-- start EXERCISE MATERIAL --

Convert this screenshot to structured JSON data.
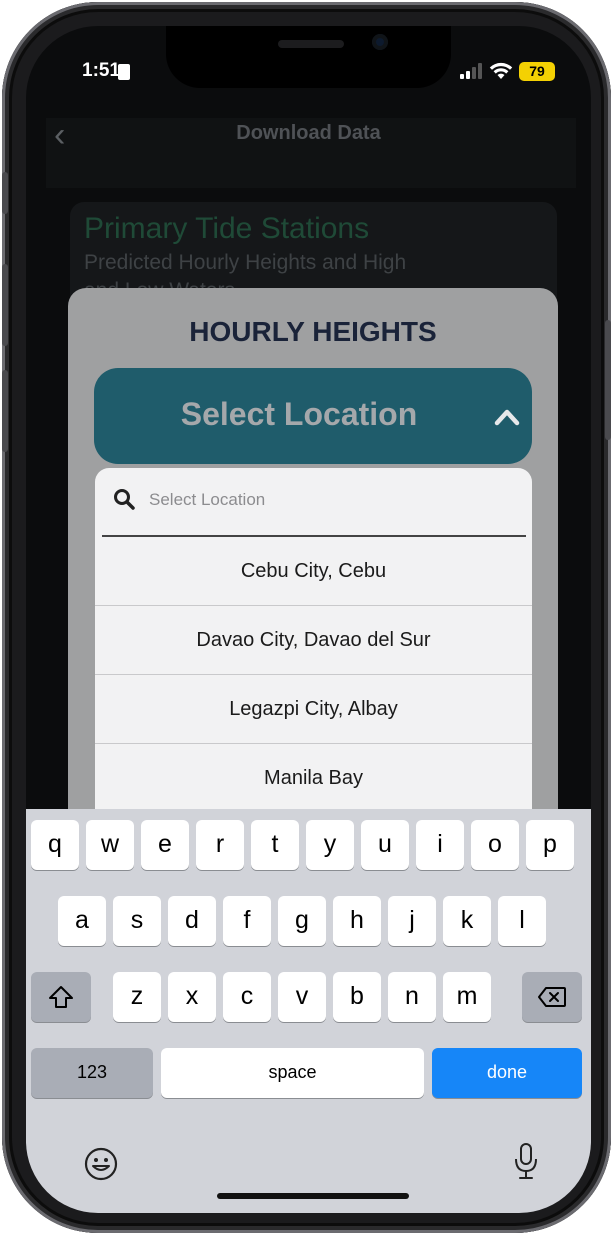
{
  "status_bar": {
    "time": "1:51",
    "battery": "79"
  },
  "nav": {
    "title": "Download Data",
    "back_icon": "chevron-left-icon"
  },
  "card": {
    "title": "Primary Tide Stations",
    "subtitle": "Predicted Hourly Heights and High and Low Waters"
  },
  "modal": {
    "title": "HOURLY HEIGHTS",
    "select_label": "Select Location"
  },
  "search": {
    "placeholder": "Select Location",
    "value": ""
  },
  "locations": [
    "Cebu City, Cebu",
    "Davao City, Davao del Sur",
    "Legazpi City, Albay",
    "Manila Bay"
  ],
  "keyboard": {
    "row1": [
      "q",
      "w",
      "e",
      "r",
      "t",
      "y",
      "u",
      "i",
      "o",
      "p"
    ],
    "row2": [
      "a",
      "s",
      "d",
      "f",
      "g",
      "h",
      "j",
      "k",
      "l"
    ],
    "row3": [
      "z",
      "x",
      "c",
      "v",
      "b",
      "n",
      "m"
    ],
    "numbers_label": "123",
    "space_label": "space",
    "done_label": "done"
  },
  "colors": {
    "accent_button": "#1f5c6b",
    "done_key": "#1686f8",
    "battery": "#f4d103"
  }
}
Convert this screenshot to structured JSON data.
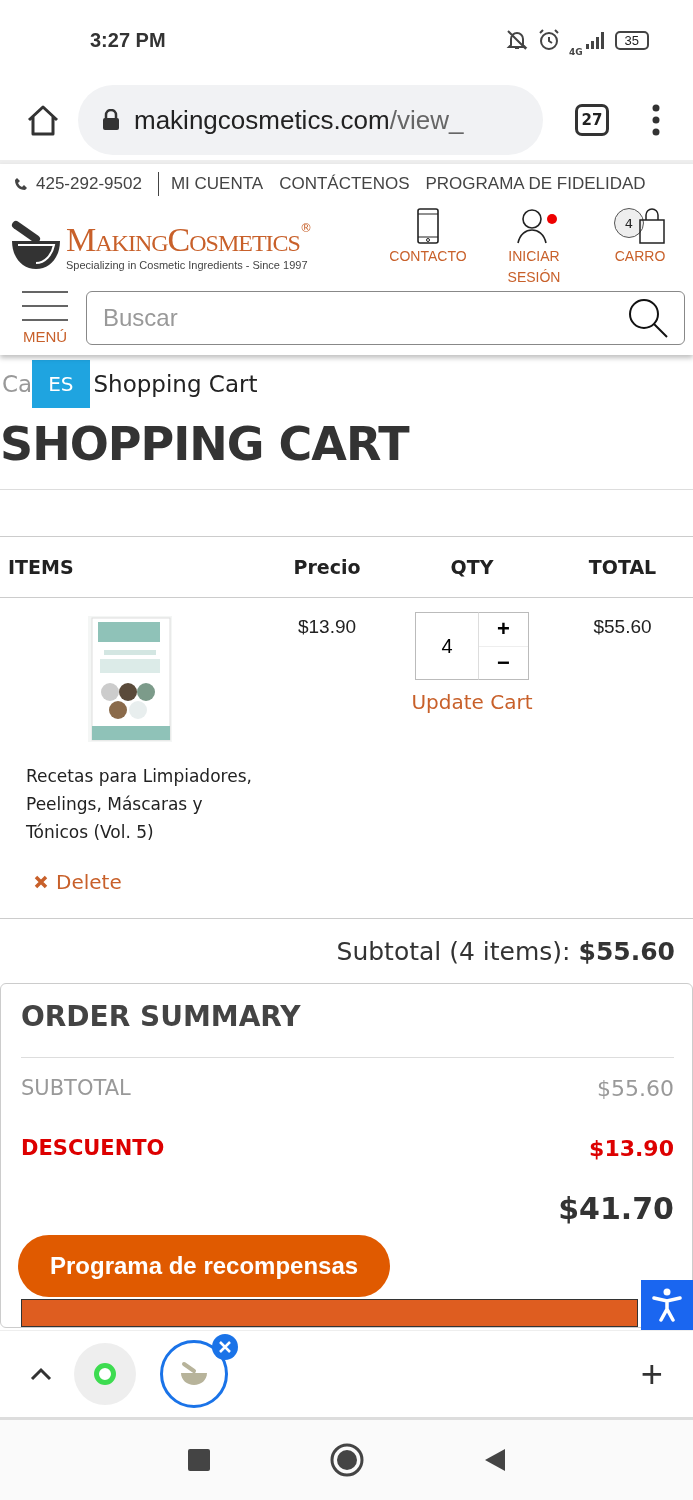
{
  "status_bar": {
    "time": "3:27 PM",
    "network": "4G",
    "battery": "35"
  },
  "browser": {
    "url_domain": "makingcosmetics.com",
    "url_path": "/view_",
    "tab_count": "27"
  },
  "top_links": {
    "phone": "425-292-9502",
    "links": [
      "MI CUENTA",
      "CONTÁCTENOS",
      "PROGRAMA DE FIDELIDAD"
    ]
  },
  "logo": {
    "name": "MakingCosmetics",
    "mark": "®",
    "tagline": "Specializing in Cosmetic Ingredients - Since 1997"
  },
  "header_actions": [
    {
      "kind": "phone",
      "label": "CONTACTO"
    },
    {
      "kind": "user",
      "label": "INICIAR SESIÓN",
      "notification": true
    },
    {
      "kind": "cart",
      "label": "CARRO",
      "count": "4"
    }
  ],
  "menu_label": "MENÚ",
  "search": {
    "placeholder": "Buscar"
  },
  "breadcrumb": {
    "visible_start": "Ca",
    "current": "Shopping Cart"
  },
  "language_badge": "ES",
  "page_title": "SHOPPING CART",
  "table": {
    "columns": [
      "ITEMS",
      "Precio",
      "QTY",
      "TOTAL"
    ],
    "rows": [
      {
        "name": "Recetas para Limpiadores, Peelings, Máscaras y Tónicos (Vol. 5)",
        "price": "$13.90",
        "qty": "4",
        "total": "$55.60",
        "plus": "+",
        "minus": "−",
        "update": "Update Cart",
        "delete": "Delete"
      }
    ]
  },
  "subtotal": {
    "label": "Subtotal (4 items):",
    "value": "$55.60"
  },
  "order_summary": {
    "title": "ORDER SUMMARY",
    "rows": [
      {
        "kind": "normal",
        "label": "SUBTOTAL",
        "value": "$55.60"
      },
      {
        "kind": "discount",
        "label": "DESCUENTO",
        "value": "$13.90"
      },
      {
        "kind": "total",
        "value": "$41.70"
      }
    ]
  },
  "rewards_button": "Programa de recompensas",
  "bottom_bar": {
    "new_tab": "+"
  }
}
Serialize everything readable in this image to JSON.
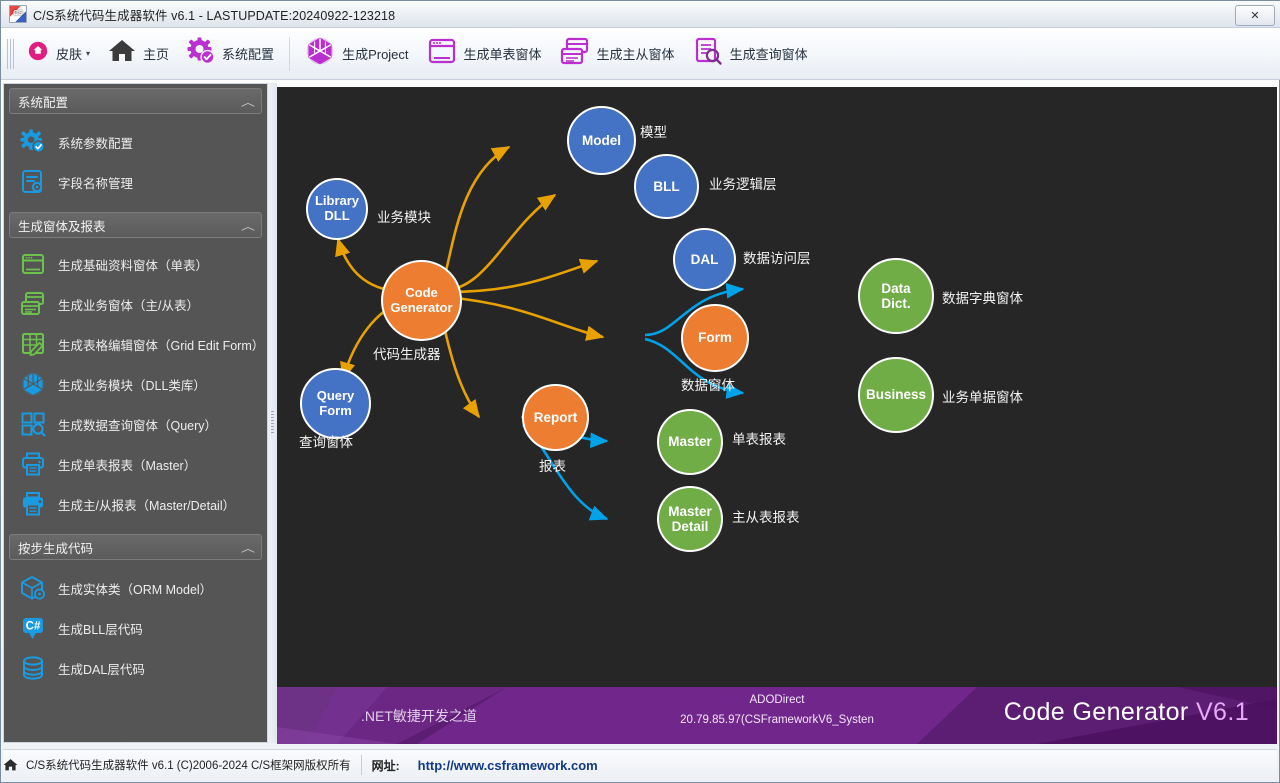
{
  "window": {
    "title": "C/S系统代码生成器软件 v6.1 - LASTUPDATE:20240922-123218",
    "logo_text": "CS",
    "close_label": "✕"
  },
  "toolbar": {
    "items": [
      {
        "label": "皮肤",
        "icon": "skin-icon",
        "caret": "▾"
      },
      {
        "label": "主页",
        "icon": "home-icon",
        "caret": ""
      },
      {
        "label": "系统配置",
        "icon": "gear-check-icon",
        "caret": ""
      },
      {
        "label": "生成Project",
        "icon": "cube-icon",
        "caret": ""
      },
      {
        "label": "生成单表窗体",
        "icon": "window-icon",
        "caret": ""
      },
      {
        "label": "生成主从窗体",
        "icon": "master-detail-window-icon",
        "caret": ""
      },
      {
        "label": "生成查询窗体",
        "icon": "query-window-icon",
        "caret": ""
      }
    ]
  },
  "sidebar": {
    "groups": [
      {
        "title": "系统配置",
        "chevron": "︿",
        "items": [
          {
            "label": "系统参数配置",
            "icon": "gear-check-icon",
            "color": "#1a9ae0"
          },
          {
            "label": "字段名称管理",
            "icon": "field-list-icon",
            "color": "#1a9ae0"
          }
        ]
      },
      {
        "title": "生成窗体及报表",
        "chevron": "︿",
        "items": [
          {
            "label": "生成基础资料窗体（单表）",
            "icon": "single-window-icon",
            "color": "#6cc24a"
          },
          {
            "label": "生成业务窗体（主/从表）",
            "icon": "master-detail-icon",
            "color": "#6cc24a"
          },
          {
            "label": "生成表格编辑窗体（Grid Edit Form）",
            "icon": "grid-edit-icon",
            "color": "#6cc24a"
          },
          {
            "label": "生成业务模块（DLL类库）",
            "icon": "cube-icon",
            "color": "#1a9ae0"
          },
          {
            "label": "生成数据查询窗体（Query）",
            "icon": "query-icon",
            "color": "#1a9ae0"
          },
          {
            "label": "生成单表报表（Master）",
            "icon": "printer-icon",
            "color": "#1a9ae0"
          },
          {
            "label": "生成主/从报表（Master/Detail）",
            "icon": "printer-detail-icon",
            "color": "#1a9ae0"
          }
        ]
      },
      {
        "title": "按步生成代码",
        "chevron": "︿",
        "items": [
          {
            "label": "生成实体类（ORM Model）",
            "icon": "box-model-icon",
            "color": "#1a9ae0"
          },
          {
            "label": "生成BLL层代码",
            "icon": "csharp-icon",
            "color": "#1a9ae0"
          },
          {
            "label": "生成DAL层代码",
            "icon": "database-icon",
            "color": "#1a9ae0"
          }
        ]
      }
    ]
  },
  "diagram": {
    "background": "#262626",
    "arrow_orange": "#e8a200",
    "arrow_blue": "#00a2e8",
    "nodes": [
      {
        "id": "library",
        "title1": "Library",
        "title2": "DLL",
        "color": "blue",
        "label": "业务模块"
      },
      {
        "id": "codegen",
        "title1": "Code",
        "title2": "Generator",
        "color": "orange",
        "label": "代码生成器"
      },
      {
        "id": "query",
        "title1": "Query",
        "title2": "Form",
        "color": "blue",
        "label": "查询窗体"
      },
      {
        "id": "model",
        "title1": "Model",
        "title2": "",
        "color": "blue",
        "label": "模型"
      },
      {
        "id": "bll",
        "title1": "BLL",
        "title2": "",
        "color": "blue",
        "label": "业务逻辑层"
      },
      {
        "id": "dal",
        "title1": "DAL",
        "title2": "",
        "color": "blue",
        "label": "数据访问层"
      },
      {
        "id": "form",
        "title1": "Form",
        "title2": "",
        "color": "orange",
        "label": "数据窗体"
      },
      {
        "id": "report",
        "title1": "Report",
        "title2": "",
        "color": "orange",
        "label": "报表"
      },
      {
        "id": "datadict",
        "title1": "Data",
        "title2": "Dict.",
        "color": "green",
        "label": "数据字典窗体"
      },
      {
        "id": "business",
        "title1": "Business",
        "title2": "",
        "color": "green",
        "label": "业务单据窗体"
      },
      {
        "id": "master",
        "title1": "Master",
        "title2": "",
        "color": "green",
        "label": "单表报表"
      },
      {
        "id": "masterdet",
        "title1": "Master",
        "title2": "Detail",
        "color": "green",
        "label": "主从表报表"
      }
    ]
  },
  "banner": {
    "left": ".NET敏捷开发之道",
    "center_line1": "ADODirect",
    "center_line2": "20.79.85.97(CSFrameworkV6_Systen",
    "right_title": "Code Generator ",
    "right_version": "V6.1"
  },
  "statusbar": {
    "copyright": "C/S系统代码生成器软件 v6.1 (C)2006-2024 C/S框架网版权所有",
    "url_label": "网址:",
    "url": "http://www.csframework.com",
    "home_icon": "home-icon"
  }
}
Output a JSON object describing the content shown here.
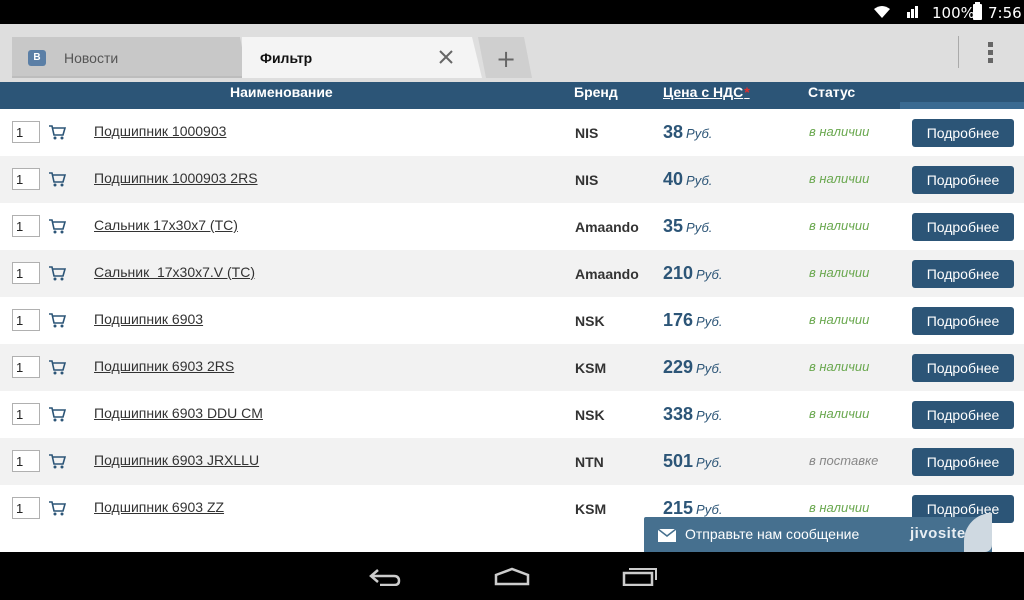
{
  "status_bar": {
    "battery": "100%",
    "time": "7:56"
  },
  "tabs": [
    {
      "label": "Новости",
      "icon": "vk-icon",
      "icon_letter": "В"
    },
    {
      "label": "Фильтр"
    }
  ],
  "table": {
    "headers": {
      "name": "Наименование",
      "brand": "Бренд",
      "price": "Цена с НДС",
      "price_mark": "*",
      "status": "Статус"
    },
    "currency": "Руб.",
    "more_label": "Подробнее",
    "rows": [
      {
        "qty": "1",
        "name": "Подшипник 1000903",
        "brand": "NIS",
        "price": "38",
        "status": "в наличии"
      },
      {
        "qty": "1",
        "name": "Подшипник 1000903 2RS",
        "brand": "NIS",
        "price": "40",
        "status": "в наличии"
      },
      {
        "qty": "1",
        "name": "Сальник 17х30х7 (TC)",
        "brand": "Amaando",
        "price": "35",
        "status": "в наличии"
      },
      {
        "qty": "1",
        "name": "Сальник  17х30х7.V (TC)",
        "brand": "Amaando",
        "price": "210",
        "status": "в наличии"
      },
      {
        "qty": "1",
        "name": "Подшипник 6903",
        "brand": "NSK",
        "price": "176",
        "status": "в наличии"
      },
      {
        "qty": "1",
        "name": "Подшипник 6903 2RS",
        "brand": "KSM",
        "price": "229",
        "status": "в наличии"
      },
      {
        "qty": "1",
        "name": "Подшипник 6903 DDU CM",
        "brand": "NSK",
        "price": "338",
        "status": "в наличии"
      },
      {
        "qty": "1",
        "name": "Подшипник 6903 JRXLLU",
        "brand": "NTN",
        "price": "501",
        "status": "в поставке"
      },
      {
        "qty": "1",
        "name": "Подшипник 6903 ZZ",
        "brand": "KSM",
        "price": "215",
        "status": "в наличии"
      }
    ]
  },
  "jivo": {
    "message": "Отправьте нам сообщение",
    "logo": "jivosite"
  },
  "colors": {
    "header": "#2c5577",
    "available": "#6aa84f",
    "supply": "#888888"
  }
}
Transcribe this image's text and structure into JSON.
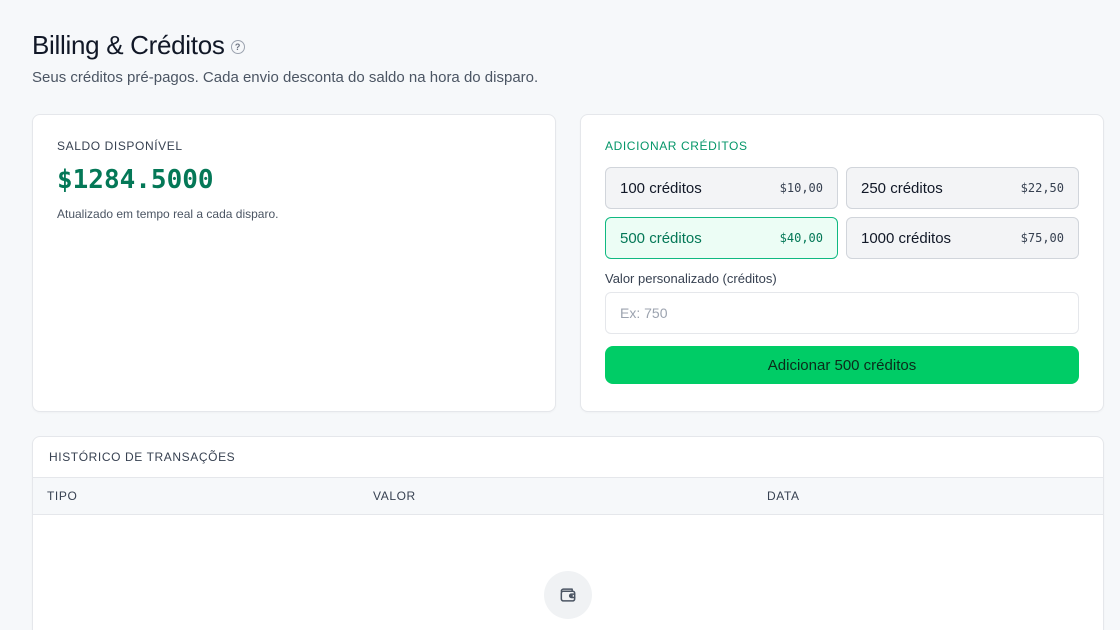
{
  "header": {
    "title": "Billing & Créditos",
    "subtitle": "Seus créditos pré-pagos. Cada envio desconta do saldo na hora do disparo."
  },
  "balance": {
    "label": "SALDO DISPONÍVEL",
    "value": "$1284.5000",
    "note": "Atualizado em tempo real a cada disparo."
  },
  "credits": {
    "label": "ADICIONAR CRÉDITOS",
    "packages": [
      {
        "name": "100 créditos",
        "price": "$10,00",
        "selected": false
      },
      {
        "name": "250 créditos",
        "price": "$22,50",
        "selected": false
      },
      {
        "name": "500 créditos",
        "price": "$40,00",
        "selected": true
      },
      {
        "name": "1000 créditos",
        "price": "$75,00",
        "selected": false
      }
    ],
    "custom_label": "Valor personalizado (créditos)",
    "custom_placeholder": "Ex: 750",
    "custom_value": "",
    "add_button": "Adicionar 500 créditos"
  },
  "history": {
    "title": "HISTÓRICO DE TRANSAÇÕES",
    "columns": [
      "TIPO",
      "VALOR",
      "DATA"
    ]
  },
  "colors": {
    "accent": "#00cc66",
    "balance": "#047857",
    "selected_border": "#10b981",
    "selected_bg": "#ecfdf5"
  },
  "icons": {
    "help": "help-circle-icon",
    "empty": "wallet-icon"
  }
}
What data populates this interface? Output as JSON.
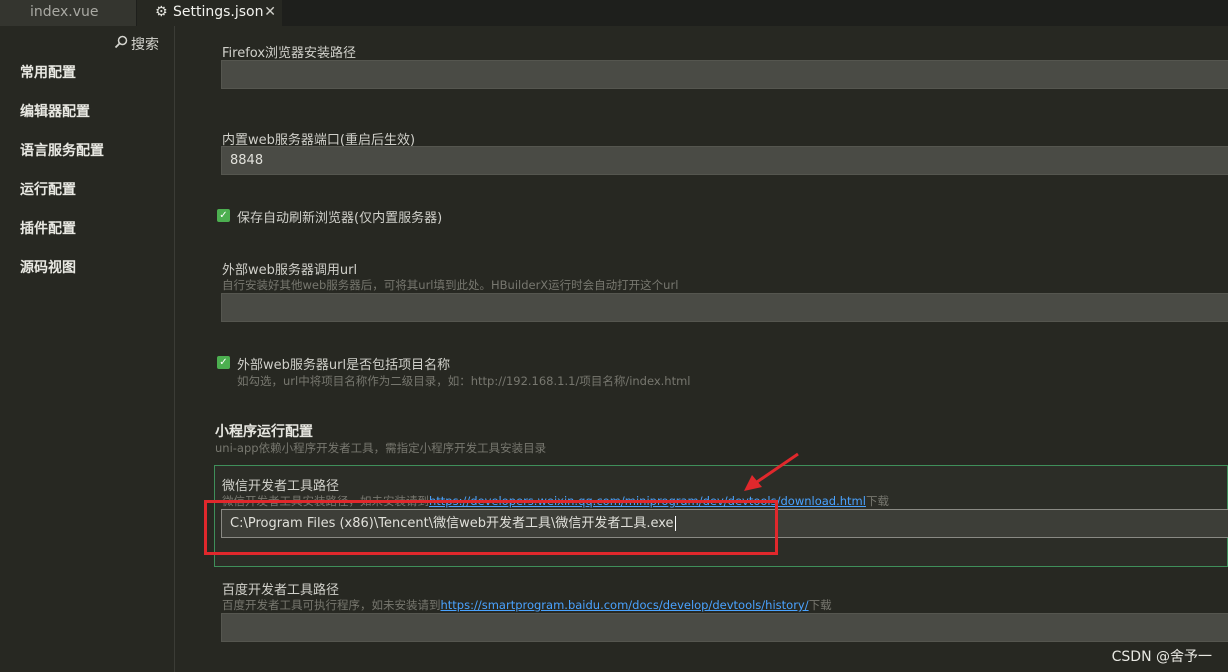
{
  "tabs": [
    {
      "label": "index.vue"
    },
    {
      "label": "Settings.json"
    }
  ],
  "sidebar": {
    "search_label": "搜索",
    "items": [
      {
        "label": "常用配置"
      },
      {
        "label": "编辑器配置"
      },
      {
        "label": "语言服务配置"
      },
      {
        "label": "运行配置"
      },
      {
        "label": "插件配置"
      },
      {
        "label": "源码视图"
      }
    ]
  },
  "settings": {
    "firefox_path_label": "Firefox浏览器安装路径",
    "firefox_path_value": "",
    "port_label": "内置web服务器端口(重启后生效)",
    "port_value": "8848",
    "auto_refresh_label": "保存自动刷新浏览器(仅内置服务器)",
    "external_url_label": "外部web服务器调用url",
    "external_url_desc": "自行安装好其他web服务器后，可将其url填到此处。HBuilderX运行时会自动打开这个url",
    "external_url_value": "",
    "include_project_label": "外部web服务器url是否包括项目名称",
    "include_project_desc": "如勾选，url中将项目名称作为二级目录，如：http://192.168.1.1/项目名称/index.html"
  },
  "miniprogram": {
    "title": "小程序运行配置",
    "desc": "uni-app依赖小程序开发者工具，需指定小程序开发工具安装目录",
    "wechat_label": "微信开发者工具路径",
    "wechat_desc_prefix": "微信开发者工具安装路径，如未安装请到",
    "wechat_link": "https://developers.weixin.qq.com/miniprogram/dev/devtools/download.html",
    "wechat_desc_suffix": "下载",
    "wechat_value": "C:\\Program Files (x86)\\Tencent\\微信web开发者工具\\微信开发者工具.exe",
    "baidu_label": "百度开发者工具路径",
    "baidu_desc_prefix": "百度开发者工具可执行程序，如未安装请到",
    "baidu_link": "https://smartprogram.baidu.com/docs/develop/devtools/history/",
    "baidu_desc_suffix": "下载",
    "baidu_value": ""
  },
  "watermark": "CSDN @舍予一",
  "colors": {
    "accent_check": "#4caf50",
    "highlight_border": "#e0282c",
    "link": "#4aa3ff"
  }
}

-- end EXERCISE MATERIAL --

__REQUIREMENTS__
Your task is to quote exactly the lines from the one with "What data populates" through the end of the material, both included, without reproducing any pictures.

__RESPONSE FOR THIS EXERCISE__
What data populates this interface? Output as JSON.
{
  "tabs": [
    {
      "label": "index.vue"
    },
    {
      "label": "Settings.json"
    }
  ],
  "sidebar": {
    "search_label": "搜索",
    "items": [
      {
        "label": "常用配置"
      },
      {
        "label": "编辑器配置"
      },
      {
        "label": "语言服务配置"
      },
      {
        "label": "运行配置"
      },
      {
        "label": "插件配置"
      },
      {
        "label": "源码视图"
      }
    ]
  },
  "settings": {
    "firefox_path_label": "Firefox浏览器安装路径",
    "firefox_path_value": "",
    "port_label": "内置web服务器端口(重启后生效)",
    "port_value": "8848",
    "auto_refresh_label": "保存自动刷新浏览器(仅内置服务器)",
    "external_url_label": "外部web服务器调用url",
    "external_url_desc": "自行安装好其他web服务器后，可将其url填到此处。HBuilderX运行时会自动打开这个url",
    "external_url_value": "",
    "include_project_label": "外部web服务器url是否包括项目名称",
    "include_project_desc": "如勾选，url中将项目名称作为二级目录，如：http://192.168.1.1/项目名称/index.html"
  },
  "miniprogram": {
    "title": "小程序运行配置",
    "desc": "uni-app依赖小程序开发者工具，需指定小程序开发工具安装目录",
    "wechat_label": "微信开发者工具路径",
    "wechat_desc_prefix": "微信开发者工具安装路径，如未安装请到",
    "wechat_link": "https://developers.weixin.qq.com/miniprogram/dev/devtools/download.html",
    "wechat_desc_suffix": "下载",
    "wechat_value": "C:\\Program Files (x86)\\Tencent\\微信web开发者工具\\微信开发者工具.exe",
    "baidu_label": "百度开发者工具路径",
    "baidu_desc_prefix": "百度开发者工具可执行程序，如未安装请到",
    "baidu_link": "https://smartprogram.baidu.com/docs/develop/devtools/history/",
    "baidu_desc_suffix": "下载",
    "baidu_value": ""
  },
  "watermark": "CSDN @舍予一",
  "colors": {
    "accent_check": "#4caf50",
    "highlight_border": "#e0282c",
    "link": "#4aa3ff"
  }
}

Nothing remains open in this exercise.